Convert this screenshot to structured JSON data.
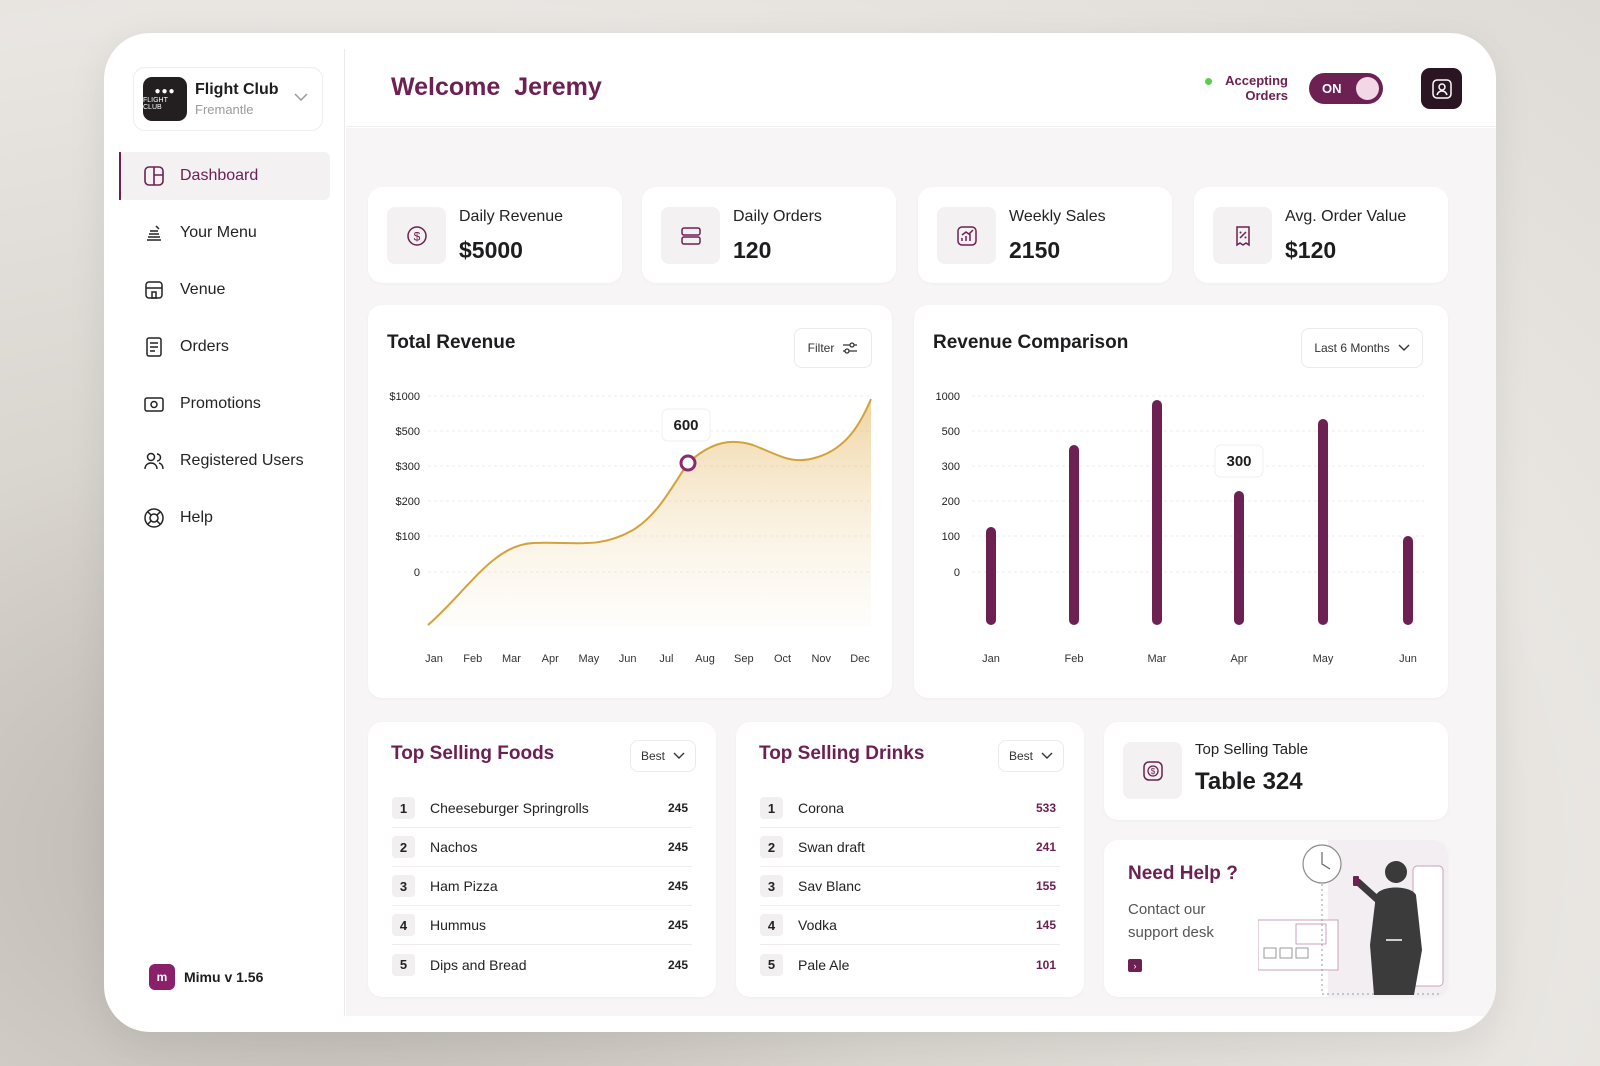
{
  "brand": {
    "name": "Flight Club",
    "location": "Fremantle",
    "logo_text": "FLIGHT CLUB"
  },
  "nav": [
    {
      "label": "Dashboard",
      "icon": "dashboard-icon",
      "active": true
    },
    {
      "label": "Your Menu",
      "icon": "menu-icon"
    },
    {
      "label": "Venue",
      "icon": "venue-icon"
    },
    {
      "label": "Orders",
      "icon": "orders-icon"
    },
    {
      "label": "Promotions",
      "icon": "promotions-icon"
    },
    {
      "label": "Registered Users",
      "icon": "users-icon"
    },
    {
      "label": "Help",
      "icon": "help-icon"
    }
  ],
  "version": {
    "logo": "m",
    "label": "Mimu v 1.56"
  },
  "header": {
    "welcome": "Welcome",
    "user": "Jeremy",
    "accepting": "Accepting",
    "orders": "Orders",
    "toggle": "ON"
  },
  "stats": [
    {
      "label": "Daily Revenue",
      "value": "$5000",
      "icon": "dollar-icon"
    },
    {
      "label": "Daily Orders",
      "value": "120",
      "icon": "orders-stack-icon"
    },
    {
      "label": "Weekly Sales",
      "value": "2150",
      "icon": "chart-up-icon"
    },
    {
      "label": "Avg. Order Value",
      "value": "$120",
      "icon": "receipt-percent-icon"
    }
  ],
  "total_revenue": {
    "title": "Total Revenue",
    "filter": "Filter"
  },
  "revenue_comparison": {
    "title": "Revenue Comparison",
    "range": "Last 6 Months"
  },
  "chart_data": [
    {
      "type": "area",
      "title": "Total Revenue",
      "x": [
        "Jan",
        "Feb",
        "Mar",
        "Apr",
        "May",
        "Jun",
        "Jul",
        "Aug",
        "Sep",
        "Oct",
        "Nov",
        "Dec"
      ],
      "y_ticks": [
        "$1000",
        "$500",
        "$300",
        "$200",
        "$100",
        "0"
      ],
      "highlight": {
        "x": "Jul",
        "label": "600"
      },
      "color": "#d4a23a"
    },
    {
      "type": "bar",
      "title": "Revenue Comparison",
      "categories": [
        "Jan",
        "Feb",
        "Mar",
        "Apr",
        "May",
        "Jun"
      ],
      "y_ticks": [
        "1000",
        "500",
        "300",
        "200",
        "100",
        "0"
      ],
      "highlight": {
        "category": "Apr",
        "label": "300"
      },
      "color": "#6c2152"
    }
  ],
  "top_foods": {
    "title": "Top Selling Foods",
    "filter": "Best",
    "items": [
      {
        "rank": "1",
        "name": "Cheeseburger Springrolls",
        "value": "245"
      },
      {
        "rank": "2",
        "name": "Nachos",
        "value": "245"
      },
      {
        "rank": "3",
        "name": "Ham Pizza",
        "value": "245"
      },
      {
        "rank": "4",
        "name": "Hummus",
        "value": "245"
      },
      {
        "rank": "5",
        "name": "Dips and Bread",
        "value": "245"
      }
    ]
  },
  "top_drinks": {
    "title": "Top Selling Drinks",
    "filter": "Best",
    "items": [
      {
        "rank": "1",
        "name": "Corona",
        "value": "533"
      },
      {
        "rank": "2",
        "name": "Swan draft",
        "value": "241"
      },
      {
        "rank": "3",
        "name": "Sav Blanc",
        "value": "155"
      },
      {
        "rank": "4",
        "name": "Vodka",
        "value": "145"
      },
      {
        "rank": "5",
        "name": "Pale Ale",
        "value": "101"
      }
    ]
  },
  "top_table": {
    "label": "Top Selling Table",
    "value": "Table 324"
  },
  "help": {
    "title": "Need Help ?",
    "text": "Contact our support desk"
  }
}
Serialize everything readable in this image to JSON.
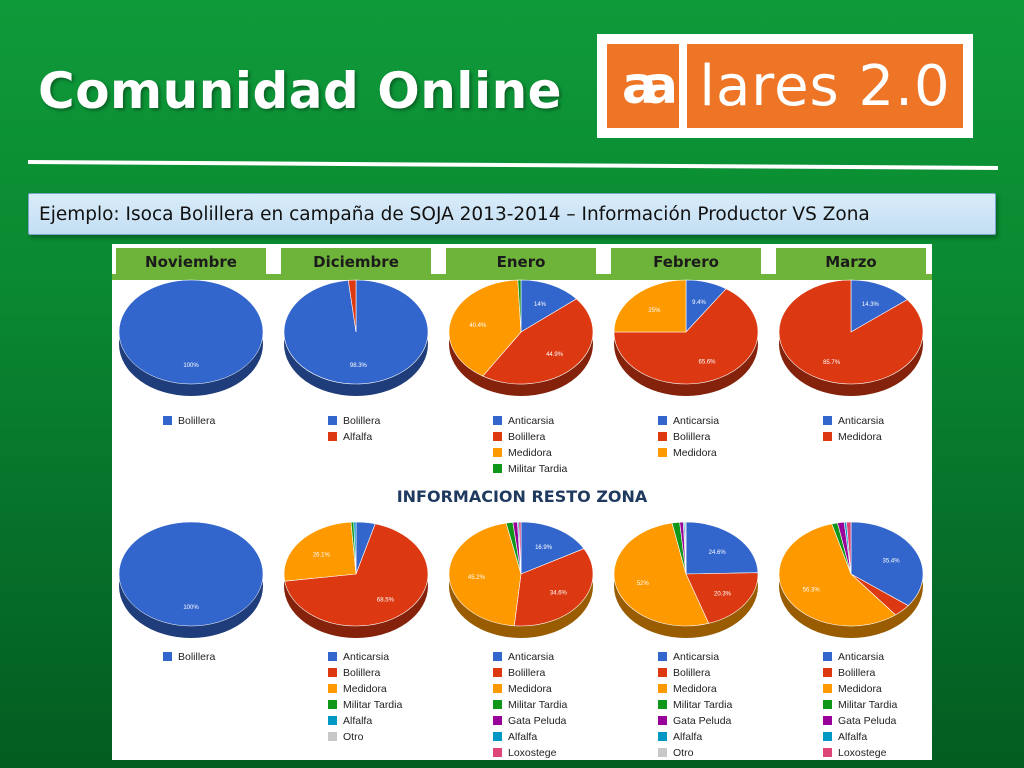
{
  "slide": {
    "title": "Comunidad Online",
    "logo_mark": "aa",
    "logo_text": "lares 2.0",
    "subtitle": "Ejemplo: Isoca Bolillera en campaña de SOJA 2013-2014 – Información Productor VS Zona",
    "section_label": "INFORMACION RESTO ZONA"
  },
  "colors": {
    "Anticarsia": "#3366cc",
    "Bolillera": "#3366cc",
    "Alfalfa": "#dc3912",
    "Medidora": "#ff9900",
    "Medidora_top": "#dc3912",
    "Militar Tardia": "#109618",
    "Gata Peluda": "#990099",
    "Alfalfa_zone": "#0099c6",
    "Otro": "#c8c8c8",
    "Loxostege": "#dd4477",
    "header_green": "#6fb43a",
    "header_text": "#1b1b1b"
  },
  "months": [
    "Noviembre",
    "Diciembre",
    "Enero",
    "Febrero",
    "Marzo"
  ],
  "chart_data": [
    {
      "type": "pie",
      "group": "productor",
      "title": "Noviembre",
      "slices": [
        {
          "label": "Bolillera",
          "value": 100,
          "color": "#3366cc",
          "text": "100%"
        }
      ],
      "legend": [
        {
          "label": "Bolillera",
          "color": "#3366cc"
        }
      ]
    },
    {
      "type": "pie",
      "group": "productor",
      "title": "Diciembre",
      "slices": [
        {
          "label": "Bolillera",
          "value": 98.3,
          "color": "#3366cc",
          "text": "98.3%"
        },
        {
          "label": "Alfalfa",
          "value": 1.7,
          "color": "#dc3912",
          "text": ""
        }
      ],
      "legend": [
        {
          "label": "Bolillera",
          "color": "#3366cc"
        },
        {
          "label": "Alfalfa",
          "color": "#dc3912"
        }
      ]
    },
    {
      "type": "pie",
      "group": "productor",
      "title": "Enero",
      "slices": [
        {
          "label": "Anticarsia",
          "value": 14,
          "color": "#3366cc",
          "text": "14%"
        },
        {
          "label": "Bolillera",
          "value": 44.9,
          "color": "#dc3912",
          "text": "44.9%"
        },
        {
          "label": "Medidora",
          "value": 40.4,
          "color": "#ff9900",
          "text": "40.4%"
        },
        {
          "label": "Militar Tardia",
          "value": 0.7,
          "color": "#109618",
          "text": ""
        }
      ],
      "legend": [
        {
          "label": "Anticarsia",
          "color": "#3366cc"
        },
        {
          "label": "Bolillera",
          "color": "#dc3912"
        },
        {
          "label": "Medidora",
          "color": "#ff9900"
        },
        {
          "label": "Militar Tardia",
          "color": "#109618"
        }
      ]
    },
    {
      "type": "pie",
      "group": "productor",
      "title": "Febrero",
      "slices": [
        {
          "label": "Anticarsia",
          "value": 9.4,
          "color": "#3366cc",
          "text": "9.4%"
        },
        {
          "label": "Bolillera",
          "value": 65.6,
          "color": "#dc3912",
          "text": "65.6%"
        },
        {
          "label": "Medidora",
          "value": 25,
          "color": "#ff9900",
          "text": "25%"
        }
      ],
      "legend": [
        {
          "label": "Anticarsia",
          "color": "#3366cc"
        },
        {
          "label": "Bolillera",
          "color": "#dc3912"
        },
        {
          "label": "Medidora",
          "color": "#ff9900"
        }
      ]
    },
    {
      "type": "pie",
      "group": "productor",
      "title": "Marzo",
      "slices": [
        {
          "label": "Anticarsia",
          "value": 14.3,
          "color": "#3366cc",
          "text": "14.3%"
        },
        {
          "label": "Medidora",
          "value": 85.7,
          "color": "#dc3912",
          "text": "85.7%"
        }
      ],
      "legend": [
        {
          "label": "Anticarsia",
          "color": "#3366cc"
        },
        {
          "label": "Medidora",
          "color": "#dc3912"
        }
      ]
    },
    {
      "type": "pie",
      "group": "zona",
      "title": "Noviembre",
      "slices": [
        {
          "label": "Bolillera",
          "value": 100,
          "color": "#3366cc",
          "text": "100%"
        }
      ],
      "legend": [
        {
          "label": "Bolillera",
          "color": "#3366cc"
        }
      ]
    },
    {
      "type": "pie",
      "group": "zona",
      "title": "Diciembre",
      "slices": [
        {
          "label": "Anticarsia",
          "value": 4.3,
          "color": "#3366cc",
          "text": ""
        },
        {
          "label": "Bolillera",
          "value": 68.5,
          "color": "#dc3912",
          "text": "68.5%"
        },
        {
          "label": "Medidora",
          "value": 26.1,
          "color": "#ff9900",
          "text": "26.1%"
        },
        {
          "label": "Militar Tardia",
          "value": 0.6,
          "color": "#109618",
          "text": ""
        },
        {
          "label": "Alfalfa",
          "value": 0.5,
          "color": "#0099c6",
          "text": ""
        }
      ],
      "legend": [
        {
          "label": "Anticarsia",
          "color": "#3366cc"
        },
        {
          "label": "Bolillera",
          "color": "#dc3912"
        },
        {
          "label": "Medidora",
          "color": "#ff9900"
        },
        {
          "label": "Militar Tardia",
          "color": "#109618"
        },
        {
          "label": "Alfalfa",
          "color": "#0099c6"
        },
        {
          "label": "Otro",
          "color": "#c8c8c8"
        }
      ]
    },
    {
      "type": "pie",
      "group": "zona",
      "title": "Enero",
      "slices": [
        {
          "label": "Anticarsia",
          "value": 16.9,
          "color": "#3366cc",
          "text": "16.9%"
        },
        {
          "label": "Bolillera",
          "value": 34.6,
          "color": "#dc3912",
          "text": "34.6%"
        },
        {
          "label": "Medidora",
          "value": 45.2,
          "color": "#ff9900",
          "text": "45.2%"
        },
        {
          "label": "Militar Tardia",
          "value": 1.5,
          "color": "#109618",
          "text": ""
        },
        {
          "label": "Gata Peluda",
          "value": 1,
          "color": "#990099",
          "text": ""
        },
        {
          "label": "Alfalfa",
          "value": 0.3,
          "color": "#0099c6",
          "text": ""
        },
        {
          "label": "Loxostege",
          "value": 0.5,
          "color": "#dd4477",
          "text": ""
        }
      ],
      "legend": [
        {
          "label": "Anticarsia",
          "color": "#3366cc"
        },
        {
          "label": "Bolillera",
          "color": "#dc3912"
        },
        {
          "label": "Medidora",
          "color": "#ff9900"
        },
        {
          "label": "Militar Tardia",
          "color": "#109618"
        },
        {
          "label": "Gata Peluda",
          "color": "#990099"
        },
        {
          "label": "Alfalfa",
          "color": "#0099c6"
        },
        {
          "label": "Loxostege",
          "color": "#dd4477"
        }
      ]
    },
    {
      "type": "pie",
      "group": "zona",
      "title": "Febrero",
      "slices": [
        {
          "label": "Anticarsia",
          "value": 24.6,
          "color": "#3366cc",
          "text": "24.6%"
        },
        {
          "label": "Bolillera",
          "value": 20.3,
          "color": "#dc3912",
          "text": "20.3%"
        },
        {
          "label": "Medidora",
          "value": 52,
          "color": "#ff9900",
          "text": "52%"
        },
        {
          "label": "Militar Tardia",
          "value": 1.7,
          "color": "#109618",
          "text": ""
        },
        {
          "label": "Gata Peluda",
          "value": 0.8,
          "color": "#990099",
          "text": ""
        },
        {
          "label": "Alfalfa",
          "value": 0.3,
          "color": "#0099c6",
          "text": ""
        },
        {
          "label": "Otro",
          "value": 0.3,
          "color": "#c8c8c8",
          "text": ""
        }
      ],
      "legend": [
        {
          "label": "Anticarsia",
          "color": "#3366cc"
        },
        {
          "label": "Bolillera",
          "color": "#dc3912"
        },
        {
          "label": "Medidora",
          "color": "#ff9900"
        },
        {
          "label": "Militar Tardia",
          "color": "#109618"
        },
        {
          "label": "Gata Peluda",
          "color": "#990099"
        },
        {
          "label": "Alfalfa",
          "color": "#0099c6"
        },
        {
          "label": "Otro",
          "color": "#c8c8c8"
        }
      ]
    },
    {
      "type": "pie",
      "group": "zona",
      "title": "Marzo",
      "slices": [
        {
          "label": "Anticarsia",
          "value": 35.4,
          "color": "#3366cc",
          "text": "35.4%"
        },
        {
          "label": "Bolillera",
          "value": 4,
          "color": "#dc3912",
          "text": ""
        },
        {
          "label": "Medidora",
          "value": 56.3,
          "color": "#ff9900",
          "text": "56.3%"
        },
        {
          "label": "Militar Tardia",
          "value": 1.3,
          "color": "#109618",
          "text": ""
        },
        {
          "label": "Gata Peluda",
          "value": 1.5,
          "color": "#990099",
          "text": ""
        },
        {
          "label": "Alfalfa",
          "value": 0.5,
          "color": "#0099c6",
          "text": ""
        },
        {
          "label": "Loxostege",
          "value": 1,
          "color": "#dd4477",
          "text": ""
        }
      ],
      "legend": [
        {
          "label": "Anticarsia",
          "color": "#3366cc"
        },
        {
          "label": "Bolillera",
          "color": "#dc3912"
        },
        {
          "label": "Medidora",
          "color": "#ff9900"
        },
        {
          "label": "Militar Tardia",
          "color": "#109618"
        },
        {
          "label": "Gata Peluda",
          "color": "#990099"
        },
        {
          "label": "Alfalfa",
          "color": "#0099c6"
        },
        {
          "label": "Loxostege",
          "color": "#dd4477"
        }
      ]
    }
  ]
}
###
* Requirement: Identify the lines of the entries containing the string "Daily". Copy each such line.

* Response:
      "label": "Daily Revenue",
      "label": "Daily Orders",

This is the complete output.